══ PAGE EXTRACT

The post that follows is by our guest author Alice Motes, who is a Research Data and Preservation Manager at the University of Surrey, UK.
What’s Open science?
Great question! Open science refers to a wide range of approaches to doing science including open access to publications, open data, open software/code, open peer review, and citizen science (among others). It is driven by principles of transparency, accessibility, and collaboration resulting in a very different model of production and dissemination of science than is currently practiced in most fields. There tends to be a gap between what scientists believe and how they actually behave. For example, most scientists agree that sharing data is important to the progress of science. However, fewer of those same scientists report sharing their data or having easily accessible data (Tenopis et al. 2011).
In many ways, open science is about engaging in full faith with the ideals of the scientific process, which prizes transparency, verification, reproducibility, and building on each other’s work to push the field forward. Open science encourages opening up all parts of the scientific process, but I want to focus on data. (Conveniently, the area I’m most familiar with! Funny that.) Open data is a natural extension of open access to academic publications.
Most scholars have probably benefited from open access to academic journals. (Or hit a paywall to a non-open access journal article. Did you know publishers have profit margins higher than Apple?) The strongest argument behind open access is that restrictions on who can get these articles slows scientific advancement and breakthroughs by disadvantaging scientists without access. Combine that with the fact that most research is partially or wholly funded by public money and it’s not a stretch to suggest that these outputs should be made available to the benefit of everyone, scientist and citizens.
Open data is extending this idea into the realm of the data, suggesting that sharing data for verification and reuse can catch errors earlier, foster innovative uses of data, and push science forward faster and more transparently to the benefit of the field. Not to mention the knock on benefits of those advances to the public and broader society. Some versions of open data advocate for broaden access beyond scientific communities into the public sphere, where data may be examined and reused in potentially entrepreneurial ways to the benefit of society and the economy. You may also see the term open data applied in relation to government agencies at all levels releasing data that they hold as part of a push for transparency in governance and potential reuse by entrepreneurs, like using Transport for London’s API to build travel apps.
What are the potential benefits to open data?
You mean beyond the benefits to your scholarly peers and broader society? Well there are lots of ways sharing data can be advantageous for you:
- More citations – there’s evidence to suggest that papers with accompanying data get cited more. (Piwowar and Vision 2013).

════
══ DATA RECORDS

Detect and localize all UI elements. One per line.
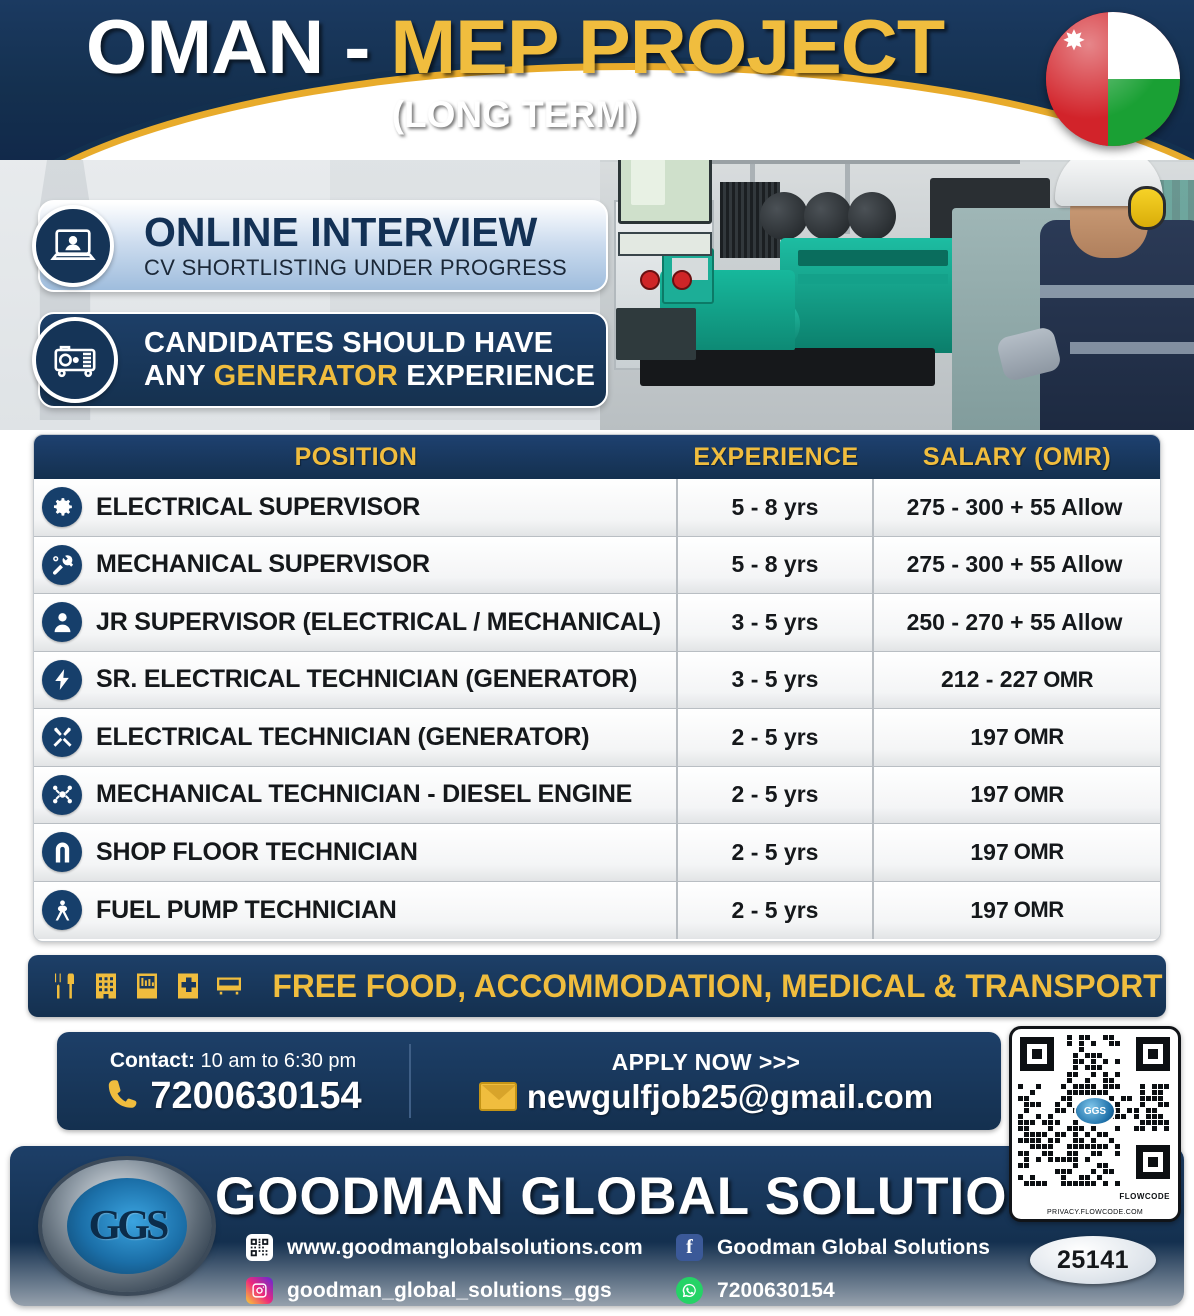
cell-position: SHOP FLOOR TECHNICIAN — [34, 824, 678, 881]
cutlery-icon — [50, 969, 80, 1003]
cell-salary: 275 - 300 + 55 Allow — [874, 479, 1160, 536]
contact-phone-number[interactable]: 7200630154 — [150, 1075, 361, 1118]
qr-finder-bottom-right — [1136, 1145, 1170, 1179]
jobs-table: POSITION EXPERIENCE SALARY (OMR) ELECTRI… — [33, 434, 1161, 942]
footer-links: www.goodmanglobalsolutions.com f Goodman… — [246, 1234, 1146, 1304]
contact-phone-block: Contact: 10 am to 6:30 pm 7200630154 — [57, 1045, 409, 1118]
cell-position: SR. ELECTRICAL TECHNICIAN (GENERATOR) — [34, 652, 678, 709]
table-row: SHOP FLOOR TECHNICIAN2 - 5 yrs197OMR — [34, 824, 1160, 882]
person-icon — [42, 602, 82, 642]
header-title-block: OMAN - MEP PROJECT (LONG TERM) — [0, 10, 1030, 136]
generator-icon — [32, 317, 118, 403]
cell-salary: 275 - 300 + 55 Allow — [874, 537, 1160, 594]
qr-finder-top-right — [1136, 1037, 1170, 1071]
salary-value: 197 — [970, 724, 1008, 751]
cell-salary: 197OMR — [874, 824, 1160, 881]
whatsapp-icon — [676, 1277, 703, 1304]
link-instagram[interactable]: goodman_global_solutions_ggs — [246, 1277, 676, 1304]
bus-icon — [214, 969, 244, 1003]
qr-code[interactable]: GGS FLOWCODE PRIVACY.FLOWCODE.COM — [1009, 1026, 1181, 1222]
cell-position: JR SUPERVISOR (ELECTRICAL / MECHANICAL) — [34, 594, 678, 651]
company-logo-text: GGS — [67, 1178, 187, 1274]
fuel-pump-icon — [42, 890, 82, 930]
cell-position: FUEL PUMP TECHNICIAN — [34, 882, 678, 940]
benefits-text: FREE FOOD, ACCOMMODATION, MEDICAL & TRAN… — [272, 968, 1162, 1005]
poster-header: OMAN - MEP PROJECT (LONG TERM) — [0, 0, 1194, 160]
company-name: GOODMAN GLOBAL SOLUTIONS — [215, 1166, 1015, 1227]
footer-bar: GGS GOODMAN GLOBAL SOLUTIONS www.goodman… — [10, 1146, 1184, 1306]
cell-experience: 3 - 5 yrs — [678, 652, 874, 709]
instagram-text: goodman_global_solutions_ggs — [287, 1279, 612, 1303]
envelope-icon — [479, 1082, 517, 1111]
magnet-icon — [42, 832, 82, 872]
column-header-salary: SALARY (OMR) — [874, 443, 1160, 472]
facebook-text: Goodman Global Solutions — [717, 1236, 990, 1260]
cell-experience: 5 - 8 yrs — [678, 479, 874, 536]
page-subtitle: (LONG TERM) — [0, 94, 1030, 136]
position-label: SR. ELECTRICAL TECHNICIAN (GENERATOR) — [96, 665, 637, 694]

════

• EXERCISE TASKS
(A) Translate this sentence from the open science post into Spanish: "Open data is a natural extension of open access to academic publications."
(B) Answer these questions using the open science post:
(i) What position does the guest author hold at the University of Surrey?
(ii) Whose API is named as an example of government data reused to build travel apps?
(iii) According to the cited evidence, what happens to papers with accompanying data?
(C) Carry on the post about open science and open data from the point where it stops.

• TASK-BY-TASK RESULTS
(A) Los datos abiertos son una extensión natural del acceso abierto a las publicaciones académicas.

(B)
(i) Research Data and Preservation Manager
(ii) Transport for London's
(iii) They get cited more.

(C)
- More exposure and impact – more people will see your work, which could lead to more collaborations and publications.
- Innovative reuse – your data may be useful to in ways you don’t anticipate outside your field, leading to interdisciplinary impact and more data citations.
- Better reproducibility: The first reuser of your data is actually you! Plus, avoid a crisis. (Need more reasons? Check out selfish reproducibility).
Moreover, you’ll benefit from access to your peers shared data as well! Think about all the cool stuff you could do.
Great! I’m on board. How do I do it?
Well you just need to answer these three questions, really:
1. Can people get your data?
How are people going to find and download your files? Are you going to deposit the data into a repository?
2. Can people understand the data?
Ok so now they’ve got your data. Have you included enough documentation that they can understand your file organization, code, and supporting documents?
3. Can people use the data?
People have got a copy of your data and they know how to use it. Grand! But can they actually use it? Would someone have to buy expensive software to use it? Could you make a version of your data available in an open format? Have you supplied the code necessary to use the data? (Check out the Software Sustainability Institute for tips.)
For more check out the FAIR principles (Findable, Accessible, Interoperable and Reusable.)
Of course, there are some very good ethical, legal, and commercial reasons why sharing data is not possible, but I think the goal should be to strive towards the European Commission’s ideal of “as open as possible, as closed as necessary”. You can imagine different levels of sharing, expanding outward: within your lab, within your department, within your university, within your scholarly community, and publicly. For most funders across North America and Europe, they see data as a public good with the greatest benefit coming from sharing data to the widest possible audience and encourage publicly sharing data from their funded projects.
Make an action plan or a data management plan
Here are some things to do help you get the ball rolling on sharing data:
- Get started early and stay organized: document your research anticipating a future user. Check out Center for Open Science’s tools and tips.
- Deposit your data into a repository (e.g. Zenodo, Figshare.) Many universities have their own repository. Some repositories integrate with github, dropbox, etc. to make it even easier!
- Get your data a DOI so citations can be tracked (Repositories or your university library can do this for you.)
- Consider applying a license to your data. Don’t be too restrictive though! You want people to do cool things with your data.
- Ask for help: Your university likely has someone who can help with local resources. Probably in the library. Look for “Research Data Management”. You might find someone like me!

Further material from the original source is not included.